*Stated task*. Please change "recession-span" to "recession-band" everywhere in the records below, and write the records out again with nothing else altered and the pictures left out.

*Stored data*.
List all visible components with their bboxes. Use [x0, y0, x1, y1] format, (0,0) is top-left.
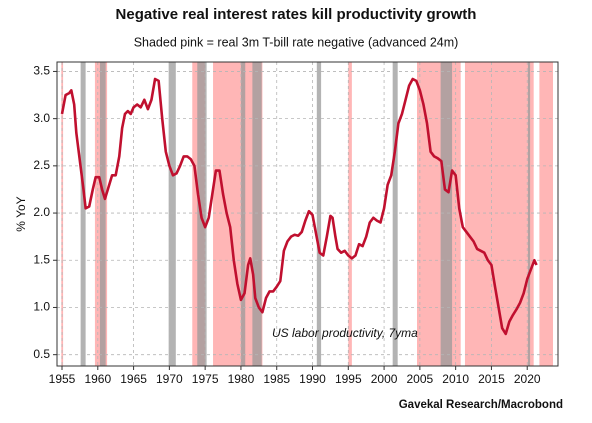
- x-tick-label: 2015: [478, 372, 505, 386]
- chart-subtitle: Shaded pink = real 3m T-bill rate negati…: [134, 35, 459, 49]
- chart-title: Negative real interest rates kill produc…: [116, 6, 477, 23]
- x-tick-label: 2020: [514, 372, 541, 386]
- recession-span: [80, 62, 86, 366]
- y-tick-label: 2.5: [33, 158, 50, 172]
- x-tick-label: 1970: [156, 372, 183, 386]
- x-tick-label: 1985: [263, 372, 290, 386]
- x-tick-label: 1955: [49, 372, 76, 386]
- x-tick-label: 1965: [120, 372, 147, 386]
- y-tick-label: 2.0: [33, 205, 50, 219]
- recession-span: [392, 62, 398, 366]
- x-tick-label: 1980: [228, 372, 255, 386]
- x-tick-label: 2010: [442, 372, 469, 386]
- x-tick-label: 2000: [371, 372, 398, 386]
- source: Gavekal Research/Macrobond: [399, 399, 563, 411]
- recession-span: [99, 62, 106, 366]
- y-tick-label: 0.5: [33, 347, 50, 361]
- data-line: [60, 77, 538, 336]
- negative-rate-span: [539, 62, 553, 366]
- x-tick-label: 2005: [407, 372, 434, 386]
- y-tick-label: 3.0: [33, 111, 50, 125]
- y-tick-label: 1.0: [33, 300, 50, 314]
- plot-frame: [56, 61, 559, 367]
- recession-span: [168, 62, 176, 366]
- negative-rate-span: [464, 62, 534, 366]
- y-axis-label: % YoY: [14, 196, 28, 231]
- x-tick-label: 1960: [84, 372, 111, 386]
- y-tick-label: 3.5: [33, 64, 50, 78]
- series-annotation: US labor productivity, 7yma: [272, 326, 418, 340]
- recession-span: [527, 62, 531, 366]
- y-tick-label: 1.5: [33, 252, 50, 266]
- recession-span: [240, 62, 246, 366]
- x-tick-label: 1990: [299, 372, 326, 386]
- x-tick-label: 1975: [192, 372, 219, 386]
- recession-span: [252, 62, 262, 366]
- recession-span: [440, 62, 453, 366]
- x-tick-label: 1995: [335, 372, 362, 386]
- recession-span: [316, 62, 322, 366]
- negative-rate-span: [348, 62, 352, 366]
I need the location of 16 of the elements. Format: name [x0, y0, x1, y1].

*Complete response*.
List all visible components with their bboxes. Use [x0, y0, x1, y1] format, (0,0) is top-left.
- x-tick-label: 2015: [478, 372, 505, 386]
- chart-subtitle: Shaded pink = real 3m T-bill rate negati…: [134, 35, 459, 49]
- chart-title: Negative real interest rates kill produc…: [116, 6, 477, 23]
- x-tick-label: 2020: [514, 372, 541, 386]
- recession-band: [80, 62, 86, 366]
- y-tick-label: 2.5: [33, 158, 50, 172]
- x-tick-label: 1970: [156, 372, 183, 386]
- x-tick-label: 1985: [263, 372, 290, 386]
- x-tick-label: 1955: [49, 372, 76, 386]
- x-tick-label: 1965: [120, 372, 147, 386]
- y-tick-label: 2.0: [33, 205, 50, 219]
- recession-band: [392, 62, 398, 366]
- x-tick-label: 1980: [228, 372, 255, 386]
- x-tick-label: 2010: [442, 372, 469, 386]
- x-tick-label: 2000: [371, 372, 398, 386]
- source: Gavekal Research/Macrobond: [399, 399, 563, 411]
- recession-band: [99, 62, 106, 366]
- y-tick-label: 0.5: [33, 347, 50, 361]
- data-line: [60, 77, 538, 336]
- negative-rate-span: [539, 62, 553, 366]
- x-tick-label: 2005: [407, 372, 434, 386]
- y-tick-label: 3.0: [33, 111, 50, 125]
- y-tick-label: 1.0: [33, 300, 50, 314]
- plot-frame: [56, 61, 559, 367]
- recession-band: [168, 62, 176, 366]
- negative-rate-span: [464, 62, 534, 366]
- y-axis-label: % YoY: [14, 196, 28, 231]
- x-tick-label: 1960: [84, 372, 111, 386]
- y-tick-label: 3.5: [33, 64, 50, 78]
- series-annotation: US labor productivity, 7yma: [272, 326, 418, 340]
- recession-band: [527, 62, 531, 366]
- y-tick-label: 1.5: [33, 252, 50, 266]
- recession-band: [240, 62, 246, 366]
- x-tick-label: 1990: [299, 372, 326, 386]
- x-tick-label: 1975: [192, 372, 219, 386]
- recession-band: [252, 62, 262, 366]
- recession-band: [440, 62, 453, 366]
- x-tick-label: 1995: [335, 372, 362, 386]
- recession-band: [316, 62, 322, 366]
- negative-rate-span: [348, 62, 352, 366]
I need the location of 16 of the elements. Format: name [x0, y0, x1, y1].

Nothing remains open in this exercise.